→ **Task description**
Pick out each line of the records that includes the string "have", and copy it.

>> Start Stored data

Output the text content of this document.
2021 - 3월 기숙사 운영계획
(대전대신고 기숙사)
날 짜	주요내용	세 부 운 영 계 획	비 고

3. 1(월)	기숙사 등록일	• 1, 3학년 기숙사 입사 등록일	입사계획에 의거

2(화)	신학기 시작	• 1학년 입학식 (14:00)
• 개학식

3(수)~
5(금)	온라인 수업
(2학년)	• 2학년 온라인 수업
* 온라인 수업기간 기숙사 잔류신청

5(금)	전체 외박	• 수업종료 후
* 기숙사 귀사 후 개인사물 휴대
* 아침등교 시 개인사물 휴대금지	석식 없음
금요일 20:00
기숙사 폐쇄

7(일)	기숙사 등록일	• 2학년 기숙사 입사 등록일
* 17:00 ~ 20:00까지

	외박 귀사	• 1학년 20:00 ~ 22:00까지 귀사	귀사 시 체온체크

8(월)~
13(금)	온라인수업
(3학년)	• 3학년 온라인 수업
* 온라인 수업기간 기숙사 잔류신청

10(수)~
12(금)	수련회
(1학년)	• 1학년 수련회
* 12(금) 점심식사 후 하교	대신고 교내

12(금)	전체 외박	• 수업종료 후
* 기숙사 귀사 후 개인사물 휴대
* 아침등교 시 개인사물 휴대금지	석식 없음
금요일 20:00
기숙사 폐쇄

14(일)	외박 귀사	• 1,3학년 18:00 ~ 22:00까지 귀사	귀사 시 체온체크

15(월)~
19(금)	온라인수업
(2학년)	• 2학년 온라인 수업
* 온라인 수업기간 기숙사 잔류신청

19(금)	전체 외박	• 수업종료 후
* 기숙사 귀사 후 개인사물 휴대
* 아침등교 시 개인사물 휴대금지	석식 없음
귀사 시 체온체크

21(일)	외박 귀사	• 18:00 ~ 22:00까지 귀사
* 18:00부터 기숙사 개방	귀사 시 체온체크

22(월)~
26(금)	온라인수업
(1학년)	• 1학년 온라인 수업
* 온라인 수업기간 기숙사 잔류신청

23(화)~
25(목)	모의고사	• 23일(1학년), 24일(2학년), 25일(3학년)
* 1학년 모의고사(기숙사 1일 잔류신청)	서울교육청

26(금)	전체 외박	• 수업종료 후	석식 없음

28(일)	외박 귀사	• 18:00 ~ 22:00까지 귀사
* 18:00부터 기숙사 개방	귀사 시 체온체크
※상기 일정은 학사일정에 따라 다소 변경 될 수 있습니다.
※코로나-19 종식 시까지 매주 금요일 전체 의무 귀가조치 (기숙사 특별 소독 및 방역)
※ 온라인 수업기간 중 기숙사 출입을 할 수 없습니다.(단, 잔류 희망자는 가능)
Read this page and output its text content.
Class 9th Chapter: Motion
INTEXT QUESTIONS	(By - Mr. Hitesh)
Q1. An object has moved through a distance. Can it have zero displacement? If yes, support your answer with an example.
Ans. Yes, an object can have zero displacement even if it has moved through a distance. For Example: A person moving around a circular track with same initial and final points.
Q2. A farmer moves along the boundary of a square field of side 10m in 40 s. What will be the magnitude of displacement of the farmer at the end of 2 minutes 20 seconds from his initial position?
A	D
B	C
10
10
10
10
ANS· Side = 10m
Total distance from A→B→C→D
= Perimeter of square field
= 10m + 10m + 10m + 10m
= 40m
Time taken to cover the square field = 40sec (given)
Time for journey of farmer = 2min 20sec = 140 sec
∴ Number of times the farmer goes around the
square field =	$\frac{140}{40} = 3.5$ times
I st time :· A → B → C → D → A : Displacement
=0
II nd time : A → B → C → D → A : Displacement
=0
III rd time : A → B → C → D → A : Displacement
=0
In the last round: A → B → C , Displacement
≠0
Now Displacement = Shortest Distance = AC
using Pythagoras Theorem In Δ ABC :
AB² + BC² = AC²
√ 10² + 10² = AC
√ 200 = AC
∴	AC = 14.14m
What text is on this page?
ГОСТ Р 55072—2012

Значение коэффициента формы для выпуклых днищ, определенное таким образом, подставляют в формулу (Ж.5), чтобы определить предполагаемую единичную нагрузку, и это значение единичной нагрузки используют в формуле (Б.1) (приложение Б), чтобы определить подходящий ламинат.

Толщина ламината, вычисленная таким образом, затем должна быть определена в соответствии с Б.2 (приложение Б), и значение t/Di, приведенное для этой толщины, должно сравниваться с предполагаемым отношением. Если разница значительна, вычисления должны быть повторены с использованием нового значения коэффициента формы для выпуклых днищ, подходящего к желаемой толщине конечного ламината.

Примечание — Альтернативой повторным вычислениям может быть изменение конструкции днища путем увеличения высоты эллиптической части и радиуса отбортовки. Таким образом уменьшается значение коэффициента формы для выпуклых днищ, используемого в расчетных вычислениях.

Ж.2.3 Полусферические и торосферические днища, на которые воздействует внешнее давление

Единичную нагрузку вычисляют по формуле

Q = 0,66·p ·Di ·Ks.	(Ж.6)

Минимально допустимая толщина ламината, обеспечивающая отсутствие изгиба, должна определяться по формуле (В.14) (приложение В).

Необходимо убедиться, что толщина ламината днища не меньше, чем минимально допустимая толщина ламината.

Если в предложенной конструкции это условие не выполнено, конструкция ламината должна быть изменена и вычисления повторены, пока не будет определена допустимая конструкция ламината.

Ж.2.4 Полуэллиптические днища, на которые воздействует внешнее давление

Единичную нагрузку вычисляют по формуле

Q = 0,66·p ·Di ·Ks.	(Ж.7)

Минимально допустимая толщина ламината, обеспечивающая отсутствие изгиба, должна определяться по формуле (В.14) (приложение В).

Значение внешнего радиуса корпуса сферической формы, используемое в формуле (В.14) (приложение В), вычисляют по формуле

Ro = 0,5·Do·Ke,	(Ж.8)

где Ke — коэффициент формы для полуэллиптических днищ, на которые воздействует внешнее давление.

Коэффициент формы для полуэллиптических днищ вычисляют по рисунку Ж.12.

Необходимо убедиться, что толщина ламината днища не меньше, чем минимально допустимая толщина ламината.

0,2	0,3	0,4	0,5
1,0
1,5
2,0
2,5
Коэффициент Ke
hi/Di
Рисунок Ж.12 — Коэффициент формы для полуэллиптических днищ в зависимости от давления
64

>> End Stored data

→ **Task answer**
Q1. An object has moved through a distance. Can it have zero displacement? If yes, support your answer with an example.
Ans. Yes, an object can have zero displacement even if it has moved through a distance. For Example: A person moving around a circular track with same initial and final points.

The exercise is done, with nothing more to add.